**WHAT TO PRODUCE**
Produce the listing below again, exactly as shown.

**THE DATA**
▬▬▬▬▬▬▬▬▬▬
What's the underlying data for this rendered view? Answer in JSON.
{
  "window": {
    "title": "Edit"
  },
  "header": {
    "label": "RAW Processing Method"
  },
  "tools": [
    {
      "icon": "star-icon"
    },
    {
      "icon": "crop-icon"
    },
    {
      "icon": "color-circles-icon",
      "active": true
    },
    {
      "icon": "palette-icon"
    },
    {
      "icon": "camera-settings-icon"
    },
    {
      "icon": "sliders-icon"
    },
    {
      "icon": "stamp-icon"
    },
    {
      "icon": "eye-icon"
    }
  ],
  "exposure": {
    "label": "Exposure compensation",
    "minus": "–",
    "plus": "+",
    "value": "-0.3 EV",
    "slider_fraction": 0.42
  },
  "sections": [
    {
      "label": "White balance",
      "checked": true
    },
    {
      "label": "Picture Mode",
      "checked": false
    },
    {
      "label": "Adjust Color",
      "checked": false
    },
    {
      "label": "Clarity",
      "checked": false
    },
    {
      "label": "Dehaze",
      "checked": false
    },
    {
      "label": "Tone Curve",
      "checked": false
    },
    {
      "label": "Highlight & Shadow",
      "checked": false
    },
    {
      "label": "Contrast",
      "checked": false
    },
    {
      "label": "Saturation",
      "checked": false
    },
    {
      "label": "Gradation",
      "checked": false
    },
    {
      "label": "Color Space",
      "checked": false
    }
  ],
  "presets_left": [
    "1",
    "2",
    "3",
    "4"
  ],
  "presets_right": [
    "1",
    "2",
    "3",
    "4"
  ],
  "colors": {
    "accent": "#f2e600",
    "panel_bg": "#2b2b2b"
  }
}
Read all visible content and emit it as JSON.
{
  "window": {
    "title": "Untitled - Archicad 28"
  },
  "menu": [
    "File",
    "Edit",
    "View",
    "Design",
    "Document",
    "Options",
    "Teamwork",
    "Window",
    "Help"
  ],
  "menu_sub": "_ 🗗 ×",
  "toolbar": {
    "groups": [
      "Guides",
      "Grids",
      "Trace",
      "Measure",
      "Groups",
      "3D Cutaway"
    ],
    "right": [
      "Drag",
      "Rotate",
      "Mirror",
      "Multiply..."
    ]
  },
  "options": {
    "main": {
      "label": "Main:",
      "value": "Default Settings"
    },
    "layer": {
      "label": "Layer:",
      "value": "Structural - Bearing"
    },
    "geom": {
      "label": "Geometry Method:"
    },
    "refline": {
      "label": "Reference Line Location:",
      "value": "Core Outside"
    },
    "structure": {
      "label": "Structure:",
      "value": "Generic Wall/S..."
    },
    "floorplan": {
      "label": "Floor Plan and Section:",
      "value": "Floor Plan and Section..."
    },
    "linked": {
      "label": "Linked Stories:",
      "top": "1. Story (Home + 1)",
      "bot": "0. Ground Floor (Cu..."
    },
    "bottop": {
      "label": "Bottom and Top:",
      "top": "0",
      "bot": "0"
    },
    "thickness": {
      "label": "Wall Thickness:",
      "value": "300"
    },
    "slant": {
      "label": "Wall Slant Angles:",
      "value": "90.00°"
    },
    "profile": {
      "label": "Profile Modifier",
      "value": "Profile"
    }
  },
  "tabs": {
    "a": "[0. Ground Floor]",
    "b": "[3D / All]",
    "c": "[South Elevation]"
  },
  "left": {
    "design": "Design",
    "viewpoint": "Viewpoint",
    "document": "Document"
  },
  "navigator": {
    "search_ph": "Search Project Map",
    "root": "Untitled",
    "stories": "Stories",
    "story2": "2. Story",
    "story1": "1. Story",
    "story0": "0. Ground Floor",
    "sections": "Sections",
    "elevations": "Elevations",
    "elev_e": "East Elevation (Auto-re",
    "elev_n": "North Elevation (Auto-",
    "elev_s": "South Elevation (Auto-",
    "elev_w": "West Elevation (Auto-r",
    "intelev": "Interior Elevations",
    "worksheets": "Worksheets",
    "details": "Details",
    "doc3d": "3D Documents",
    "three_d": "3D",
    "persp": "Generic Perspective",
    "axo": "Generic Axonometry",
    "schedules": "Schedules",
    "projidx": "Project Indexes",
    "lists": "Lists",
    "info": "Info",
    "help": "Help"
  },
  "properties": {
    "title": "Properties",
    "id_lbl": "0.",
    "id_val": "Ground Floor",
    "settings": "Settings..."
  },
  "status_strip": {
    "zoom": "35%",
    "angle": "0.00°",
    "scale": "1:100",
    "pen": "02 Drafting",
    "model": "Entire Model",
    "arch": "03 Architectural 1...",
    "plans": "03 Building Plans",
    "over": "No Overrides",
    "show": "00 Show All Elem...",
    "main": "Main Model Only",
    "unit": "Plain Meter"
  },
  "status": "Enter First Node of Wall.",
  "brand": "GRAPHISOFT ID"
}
▬▬▬▬▬▬▬▬▬▬
**OUTPUT FOR THIS TASK**
What's the underlying data for this rendered view? Answer in JSON.
{
  "window": {
    "title": "Edit"
  },
  "header": {
    "label": "RAW Processing Method"
  },
  "tools": [
    {
      "icon": "star-icon"
    },
    {
      "icon": "crop-icon"
    },
    {
      "icon": "color-circles-icon",
      "active": true
    },
    {
      "icon": "palette-icon"
    },
    {
      "icon": "camera-settings-icon"
    },
    {
      "icon": "sliders-icon"
    },
    {
      "icon": "stamp-icon"
    },
    {
      "icon": "eye-icon"
    }
  ],
  "exposure": {
    "label": "Exposure compensation",
    "minus": "–",
    "plus": "+",
    "value": "-0.3 EV",
    "slider_fraction": 0.42
  },
  "sections": [
    {
      "label": "White balance",
      "checked": true
    },
    {
      "label": "Picture Mode",
      "checked": false
    },
    {
      "label": "Adjust Color",
      "checked": false
    },
    {
      "label": "Clarity",
      "checked": false
    },
    {
      "label": "Dehaze",
      "checked": false
    },
    {
      "label": "Tone Curve",
      "checked": false
    },
    {
      "label": "Highlight & Shadow",
      "checked": false
    },
    {
      "label": "Contrast",
      "checked": false
    },
    {
      "label": "Saturation",
      "checked": false
    },
    {
      "label": "Gradation",
      "checked": false
    },
    {
      "label": "Color Space",
      "checked": false
    }
  ],
  "presets_left": [
    "1",
    "2",
    "3",
    "4"
  ],
  "presets_right": [
    "1",
    "2",
    "3",
    "4"
  ],
  "colors": {
    "accent": "#f2e600",
    "panel_bg": "#2b2b2b"
  }
}
Read all visible content and emit it as JSON.
{
  "window": {
    "title": "Untitled - Archicad 28"
  },
  "menu": [
    "File",
    "Edit",
    "View",
    "Design",
    "Document",
    "Options",
    "Teamwork",
    "Window",
    "Help"
  ],
  "menu_sub": "_ 🗗 ×",
  "toolbar": {
    "groups": [
      "Guides",
      "Grids",
      "Trace",
      "Measure",
      "Groups",
      "3D Cutaway"
    ],
    "right": [
      "Drag",
      "Rotate",
      "Mirror",
      "Multiply..."
    ]
  },
  "options": {
    "main": {
      "label": "Main:",
      "value": "Default Settings"
    },
    "layer": {
      "label": "Layer:",
      "value": "Structural - Bearing"
    },
    "geom": {
      "label": "Geometry Method:"
    },
    "refline": {
      "label": "Reference Line Location:",
      "value": "Core Outside"
    },
    "structure": {
      "label": "Structure:",
      "value": "Generic Wall/S..."
    },
    "floorplan": {
      "label": "Floor Plan and Section:",
      "value": "Floor Plan and Section..."
    },
    "linked": {
      "label": "Linked Stories:",
      "top": "1. Story (Home + 1)",
      "bot": "0. Ground Floor (Cu..."
    },
    "bottop": {
      "label": "Bottom and Top:",
      "top": "0",
      "bot": "0"
    },
    "thickness": {
      "label": "Wall Thickness:",
      "value": "300"
    },
    "slant": {
      "label": "Wall Slant Angles:",
      "value": "90.00°"
    },
    "profile": {
      "label": "Profile Modifier",
      "value": "Profile"
    }
  },
  "tabs": {
    "a": "[0. Ground Floor]",
    "b": "[3D / All]",
    "c": "[South Elevation]"
  },
  "left": {
    "design": "Design",
    "viewpoint": "Viewpoint",
    "document": "Document"
  },
  "navigator": {
    "search_ph": "Search Project Map",
    "root": "Untitled",
    "stories": "Stories",
    "story2": "2. Story",
    "story1": "1. Story",
    "story0": "0. Ground Floor",
    "sections": "Sections",
    "elevations": "Elevations",
    "elev_e": "East Elevation (Auto-re",
    "elev_n": "North Elevation (Auto-",
    "elev_s": "South Elevation (Auto-",
    "elev_w": "West Elevation (Auto-r",
    "intelev": "Interior Elevations",
    "worksheets": "Worksheets",
    "details": "Details",
    "doc3d": "3D Documents",
    "three_d": "3D",
    "persp": "Generic Perspective",
    "axo": "Generic Axonometry",
    "schedules": "Schedules",
    "projidx": "Project Indexes",
    "lists": "Lists",
    "info": "Info",
    "help": "Help"
  },
  "properties": {
    "title": "Properties",
    "id_lbl": "0.",
    "id_val": "Ground Floor",
    "settings": "Settings..."
  },
  "status_strip": {
    "zoom": "35%",
    "angle": "0.00°",
    "scale": "1:100",
    "pen": "02 Drafting",
    "model": "Entire Model",
    "arch": "03 Architectural 1...",
    "plans": "03 Building Plans",
    "over": "No Overrides",
    "show": "00 Show All Elem...",
    "main": "Main Model Only",
    "unit": "Plain Meter"
  },
  "status": "Enter First Node of Wall.",
  "brand": "GRAPHISOFT ID"
}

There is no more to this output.